Copy every line of the data in which the word "buildup" occurs.

Stored data:
# # # #
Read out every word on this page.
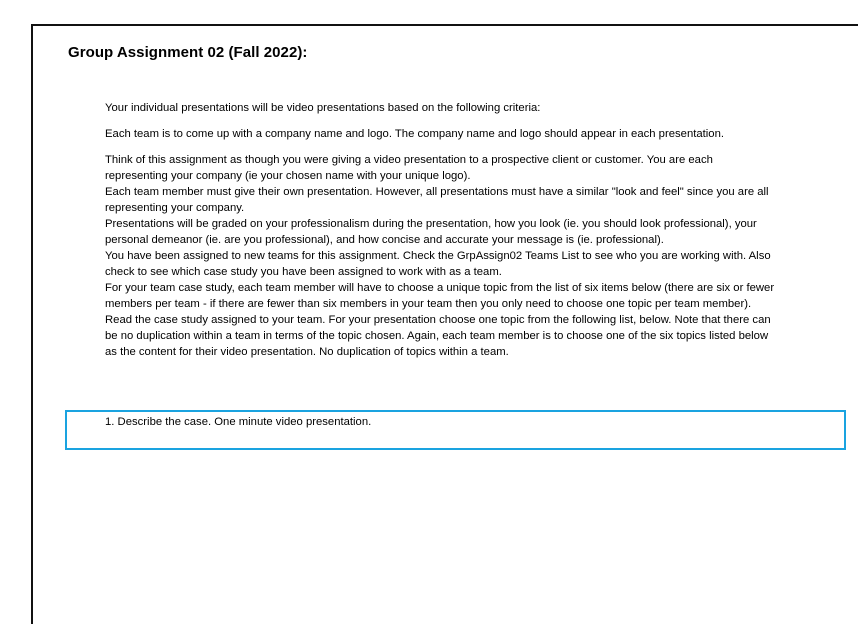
Group Assignment 02 (Fall 2022):

Your individual presentations will be video presentations based on the following criteria:

Each team is to come up with a company name and logo. The company name and logo should appear in each presentation.

Think of this assignment as though you were giving a video presentation to a prospective client or customer. You are each representing your company (ie your chosen name with your unique logo).

Each team member must give their own presentation. However, all presentations must have a similar "look and feel" since you are all representing your company.

Presentations will be graded on your professionalism during the presentation, how you look (ie. you should look professional), your personal demeanor (ie. are you professional), and how concise and accurate your message is (ie. professional).

You have been assigned to new teams for this assignment. Check the GrpAssign02 Teams List to see who you are working with. Also check to see which case study you have been assigned to work with as a team.

For your team case study, each team member will have to choose a unique topic from the list of six items below (there are six or fewer members per team - if there are fewer than six members in your team then you only need to choose one topic per team member). Read the case study assigned to your team. For your presentation choose one topic from the following list, below. Note that there can be no duplication within a team in terms of the topic chosen. Again, each team member is to choose one of the six topics listed below as the content for their video presentation. No duplication of topics within a team.

1. Describe the case. One minute video presentation.
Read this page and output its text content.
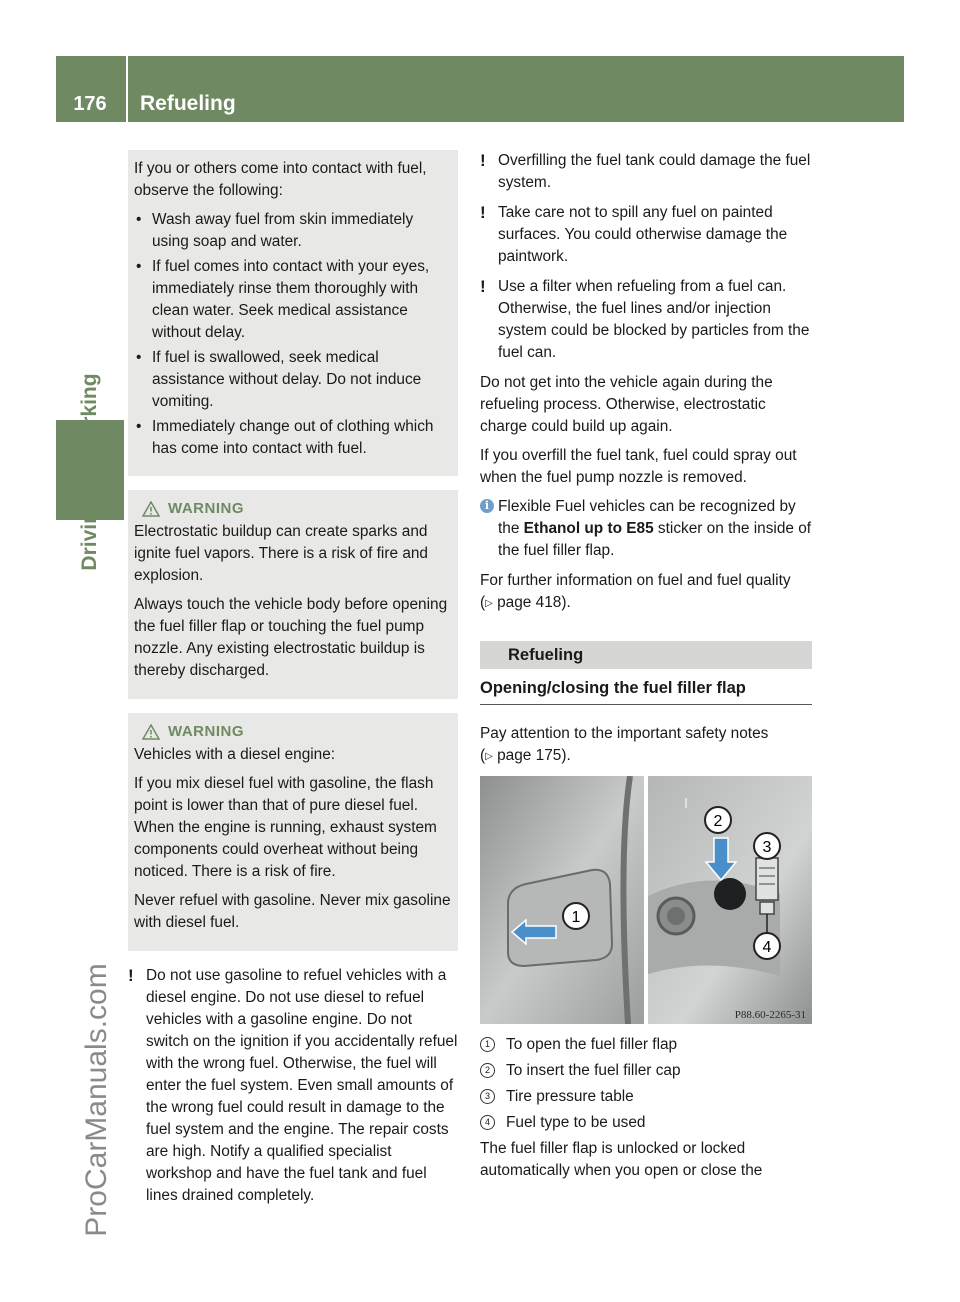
176	Refueling
Driving and parking
ProCarManuals.com

If you or others come into contact with fuel, observe the following:

• Wash away fuel from skin immediately using soap and water.
• If fuel comes into contact with your eyes, immediately rinse them thoroughly with clean water. Seek medical assistance without delay.
• If fuel is swallowed, seek medical assistance without delay. Do not induce vomiting.
• Immediately change out of clothing which has come into contact with fuel.
WARNING

Electrostatic buildup can create sparks and ignite fuel vapors. There is a risk of fire and explosion.

Always touch the vehicle body before opening the fuel filler flap or touching the fuel pump nozzle. Any existing electrostatic buildup is thereby discharged.

WARNING

Vehicles with a diesel engine:

If you mix diesel fuel with gasoline, the flash point is lower than that of pure diesel fuel. When the engine is running, exhaust system components could overheat without being noticed. There is a risk of fire.

Never refuel with gasoline. Never mix gasoline with diesel fuel.

! Do not use gasoline to refuel vehicles with a diesel engine. Do not use diesel to refuel vehicles with a gasoline engine. Do not switch on the ignition if you accidentally refuel with the wrong fuel. Otherwise, the fuel will enter the fuel system. Even small amounts of the wrong fuel could result in damage to the fuel system and the engine. The repair costs are high. Notify a qualified specialist workshop and have the fuel tank and fuel lines drained completely.
! Overfilling the fuel tank could damage the fuel system.
! Take care not to spill any fuel on painted surfaces. You could otherwise damage the paintwork.
! Use a filter when refueling from a fuel can. Otherwise, the fuel lines and/or injection system could be blocked by particles from the fuel can.

Do not get into the vehicle again during the refueling process. Otherwise, electrostatic charge could build up again.

If you overfill the fuel tank, fuel could spray out when the fuel pump nozzle is removed.

i Flexible Fuel vehicles can be recognized by the Ethanol up to E85 sticker on the inside of the fuel filler flap.

For further information on fuel and fuel quality
(▷ page 418).

Refueling
Opening/closing the fuel filler flap

Pay attention to the important safety notes
(▷ page 175).

1
2
3
4
P88.60-2265-31
1	To open the fuel filler flap
2	To insert the fuel filler cap
3	Tire pressure table
4	Fuel type to be used

The fuel filler flap is unlocked or locked automatically when you open or close the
# # # #
COMPLETED EXERCISE:
Electrostatic buildup can create sparks and ignite fuel vapors. There is a risk of fire and explosion.
Always touch the vehicle body before opening the fuel filler flap or touching the fuel pump nozzle. Any existing electrostatic buildup is thereby discharged.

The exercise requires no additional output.